- [Goal]: Can you output the records below exactly as they are written?

- [Stored rows]:
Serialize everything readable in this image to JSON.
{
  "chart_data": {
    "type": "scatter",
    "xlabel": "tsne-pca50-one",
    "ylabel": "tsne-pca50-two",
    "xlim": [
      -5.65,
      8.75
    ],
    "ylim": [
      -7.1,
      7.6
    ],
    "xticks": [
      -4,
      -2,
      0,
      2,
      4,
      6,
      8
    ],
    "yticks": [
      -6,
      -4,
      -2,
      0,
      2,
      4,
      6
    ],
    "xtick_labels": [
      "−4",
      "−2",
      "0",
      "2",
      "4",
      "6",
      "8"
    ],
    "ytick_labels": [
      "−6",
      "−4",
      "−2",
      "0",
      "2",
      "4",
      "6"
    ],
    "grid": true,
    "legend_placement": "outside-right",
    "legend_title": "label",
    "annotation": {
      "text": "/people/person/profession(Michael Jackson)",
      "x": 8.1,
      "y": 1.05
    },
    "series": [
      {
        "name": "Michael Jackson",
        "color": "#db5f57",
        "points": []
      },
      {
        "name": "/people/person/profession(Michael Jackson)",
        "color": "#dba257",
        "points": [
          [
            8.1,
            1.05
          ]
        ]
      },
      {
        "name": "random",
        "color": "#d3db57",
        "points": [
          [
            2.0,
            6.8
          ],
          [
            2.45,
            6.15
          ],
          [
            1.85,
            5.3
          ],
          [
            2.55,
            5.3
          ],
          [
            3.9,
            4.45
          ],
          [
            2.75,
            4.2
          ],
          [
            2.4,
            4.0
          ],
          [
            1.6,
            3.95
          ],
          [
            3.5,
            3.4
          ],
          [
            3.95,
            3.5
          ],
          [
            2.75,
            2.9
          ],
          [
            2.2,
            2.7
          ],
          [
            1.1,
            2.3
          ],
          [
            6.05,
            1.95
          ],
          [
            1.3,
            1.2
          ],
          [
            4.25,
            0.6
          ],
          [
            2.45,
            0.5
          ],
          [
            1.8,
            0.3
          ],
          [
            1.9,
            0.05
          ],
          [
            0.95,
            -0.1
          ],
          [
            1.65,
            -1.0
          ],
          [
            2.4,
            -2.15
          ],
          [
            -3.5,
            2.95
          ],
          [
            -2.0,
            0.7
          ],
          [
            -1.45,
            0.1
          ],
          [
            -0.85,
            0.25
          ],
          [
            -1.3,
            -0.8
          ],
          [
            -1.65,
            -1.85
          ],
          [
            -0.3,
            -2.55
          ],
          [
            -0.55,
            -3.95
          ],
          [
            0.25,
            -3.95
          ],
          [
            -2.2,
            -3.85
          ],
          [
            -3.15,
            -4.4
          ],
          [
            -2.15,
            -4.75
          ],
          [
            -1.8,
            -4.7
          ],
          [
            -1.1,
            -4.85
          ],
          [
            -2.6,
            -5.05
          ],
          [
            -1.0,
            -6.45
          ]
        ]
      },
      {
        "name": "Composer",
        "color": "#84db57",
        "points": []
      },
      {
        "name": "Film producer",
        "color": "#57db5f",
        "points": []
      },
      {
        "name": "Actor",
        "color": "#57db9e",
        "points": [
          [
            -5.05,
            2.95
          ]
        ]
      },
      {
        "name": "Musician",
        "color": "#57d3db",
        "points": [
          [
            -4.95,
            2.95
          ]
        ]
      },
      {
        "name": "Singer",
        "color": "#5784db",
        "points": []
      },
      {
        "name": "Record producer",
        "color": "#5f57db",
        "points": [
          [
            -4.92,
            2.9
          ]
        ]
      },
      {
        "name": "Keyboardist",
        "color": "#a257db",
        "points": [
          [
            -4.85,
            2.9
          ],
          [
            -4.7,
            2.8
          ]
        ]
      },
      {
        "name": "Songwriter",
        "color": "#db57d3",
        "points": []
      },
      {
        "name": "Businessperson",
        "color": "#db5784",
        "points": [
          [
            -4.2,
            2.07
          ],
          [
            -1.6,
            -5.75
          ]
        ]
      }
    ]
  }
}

- [Finished exercise]:
Serialize everything readable in this image to JSON.
{
  "chart_data": {
    "type": "scatter",
    "xlabel": "tsne-pca50-one",
    "ylabel": "tsne-pca50-two",
    "xlim": [
      -5.65,
      8.75
    ],
    "ylim": [
      -7.1,
      7.6
    ],
    "xticks": [
      -4,
      -2,
      0,
      2,
      4,
      6,
      8
    ],
    "yticks": [
      -6,
      -4,
      -2,
      0,
      2,
      4,
      6
    ],
    "xtick_labels": [
      "−4",
      "−2",
      "0",
      "2",
      "4",
      "6",
      "8"
    ],
    "ytick_labels": [
      "−6",
      "−4",
      "−2",
      "0",
      "2",
      "4",
      "6"
    ],
    "grid": true,
    "legend_placement": "outside-right",
    "legend_title": "label",
    "annotation": {
      "text": "/people/person/profession(Michael Jackson)",
      "x": 8.1,
      "y": 1.05
    },
    "series": [
      {
        "name": "Michael Jackson",
        "color": "#db5f57",
        "points": []
      },
      {
        "name": "/people/person/profession(Michael Jackson)",
        "color": "#dba257",
        "points": [
          [
            8.1,
            1.05
          ]
        ]
      },
      {
        "name": "random",
        "color": "#d3db57",
        "points": [
          [
            2.0,
            6.8
          ],
          [
            2.45,
            6.15
          ],
          [
            1.85,
            5.3
          ],
          [
            2.55,
            5.3
          ],
          [
            3.9,
            4.45
          ],
          [
            2.75,
            4.2
          ],
          [
            2.4,
            4.0
          ],
          [
            1.6,
            3.95
          ],
          [
            3.5,
            3.4
          ],
          [
            3.95,
            3.5
          ],
          [
            2.75,
            2.9
          ],
          [
            2.2,
            2.7
          ],
          [
            1.1,
            2.3
          ],
          [
            6.05,
            1.95
          ],
          [
            1.3,
            1.2
          ],
          [
            4.25,
            0.6
          ],
          [
            2.45,
            0.5
          ],
          [
            1.8,
            0.3
          ],
          [
            1.9,
            0.05
          ],
          [
            0.95,
            -0.1
          ],
          [
            1.65,
            -1.0
          ],
          [
            2.4,
            -2.15
          ],
          [
            -3.5,
            2.95
          ],
          [
            -2.0,
            0.7
          ],
          [
            -1.45,
            0.1
          ],
          [
            -0.85,
            0.25
          ],
          [
            -1.3,
            -0.8
          ],
          [
            -1.65,
            -1.85
          ],
          [
            -0.3,
            -2.55
          ],
          [
            -0.55,
            -3.95
          ],
          [
            0.25,
            -3.95
          ],
          [
            -2.2,
            -3.85
          ],
          [
            -3.15,
            -4.4
          ],
          [
            -2.15,
            -4.75
          ],
          [
            -1.8,
            -4.7
          ],
          [
            -1.1,
            -4.85
          ],
          [
            -2.6,
            -5.05
          ],
          [
            -1.0,
            -6.45
          ]
        ]
      },
      {
        "name": "Composer",
        "color": "#84db57",
        "points": []
      },
      {
        "name": "Film producer",
        "color": "#57db5f",
        "points": []
      },
      {
        "name": "Actor",
        "color": "#57db9e",
        "points": [
          [
            -5.05,
            2.95
          ]
        ]
      },
      {
        "name": "Musician",
        "color": "#57d3db",
        "points": [
          [
            -4.95,
            2.95
          ]
        ]
      },
      {
        "name": "Singer",
        "color": "#5784db",
        "points": []
      },
      {
        "name": "Record producer",
        "color": "#5f57db",
        "points": [
          [
            -4.92,
            2.9
          ]
        ]
      },
      {
        "name": "Keyboardist",
        "color": "#a257db",
        "points": [
          [
            -4.85,
            2.9
          ],
          [
            -4.7,
            2.8
          ]
        ]
      },
      {
        "name": "Songwriter",
        "color": "#db57d3",
        "points": []
      },
      {
        "name": "Businessperson",
        "color": "#db5784",
        "points": [
          [
            -4.2,
            2.07
          ],
          [
            -1.6,
            -5.75
          ]
        ]
      }
    ]
  }
}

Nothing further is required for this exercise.